## Exercise objective
Repeat everything in the material exactly.

--- START OF Task inputs ---

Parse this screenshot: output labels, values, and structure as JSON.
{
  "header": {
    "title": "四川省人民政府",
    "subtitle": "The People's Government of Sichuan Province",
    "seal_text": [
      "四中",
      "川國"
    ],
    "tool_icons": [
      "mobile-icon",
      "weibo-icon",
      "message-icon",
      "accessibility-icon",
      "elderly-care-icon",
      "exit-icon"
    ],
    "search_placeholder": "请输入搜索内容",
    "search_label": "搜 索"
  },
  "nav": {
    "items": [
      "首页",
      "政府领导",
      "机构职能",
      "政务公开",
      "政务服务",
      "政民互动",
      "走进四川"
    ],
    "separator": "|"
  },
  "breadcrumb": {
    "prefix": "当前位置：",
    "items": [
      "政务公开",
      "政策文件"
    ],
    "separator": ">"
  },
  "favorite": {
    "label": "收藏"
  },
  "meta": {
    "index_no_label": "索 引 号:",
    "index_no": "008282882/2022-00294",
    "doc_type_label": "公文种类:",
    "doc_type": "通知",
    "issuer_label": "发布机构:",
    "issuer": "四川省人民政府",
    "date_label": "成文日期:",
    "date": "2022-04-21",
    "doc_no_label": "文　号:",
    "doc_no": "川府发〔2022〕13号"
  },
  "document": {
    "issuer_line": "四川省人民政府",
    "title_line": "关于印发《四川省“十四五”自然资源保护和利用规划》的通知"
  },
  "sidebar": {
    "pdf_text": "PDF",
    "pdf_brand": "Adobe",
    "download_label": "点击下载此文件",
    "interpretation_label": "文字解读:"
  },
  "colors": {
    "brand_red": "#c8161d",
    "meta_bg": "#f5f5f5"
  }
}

--- END OF Task inputs ---

## Written reply
Parse this screenshot: output labels, values, and structure as JSON.
{
  "header": {
    "title": "四川省人民政府",
    "subtitle": "The People's Government of Sichuan Province",
    "seal_text": [
      "四中",
      "川國"
    ],
    "tool_icons": [
      "mobile-icon",
      "weibo-icon",
      "message-icon",
      "accessibility-icon",
      "elderly-care-icon",
      "exit-icon"
    ],
    "search_placeholder": "请输入搜索内容",
    "search_label": "搜 索"
  },
  "nav": {
    "items": [
      "首页",
      "政府领导",
      "机构职能",
      "政务公开",
      "政务服务",
      "政民互动",
      "走进四川"
    ],
    "separator": "|"
  },
  "breadcrumb": {
    "prefix": "当前位置：",
    "items": [
      "政务公开",
      "政策文件"
    ],
    "separator": ">"
  },
  "favorite": {
    "label": "收藏"
  },
  "meta": {
    "index_no_label": "索 引 号:",
    "index_no": "008282882/2022-00294",
    "doc_type_label": "公文种类:",
    "doc_type": "通知",
    "issuer_label": "发布机构:",
    "issuer": "四川省人民政府",
    "date_label": "成文日期:",
    "date": "2022-04-21",
    "doc_no_label": "文　号:",
    "doc_no": "川府发〔2022〕13号"
  },
  "document": {
    "issuer_line": "四川省人民政府",
    "title_line": "关于印发《四川省“十四五”自然资源保护和利用规划》的通知"
  },
  "sidebar": {
    "pdf_text": "PDF",
    "pdf_brand": "Adobe",
    "download_label": "点击下载此文件",
    "interpretation_label": "文字解读:"
  },
  "colors": {
    "brand_red": "#c8161d",
    "meta_bg": "#f5f5f5"
  }
}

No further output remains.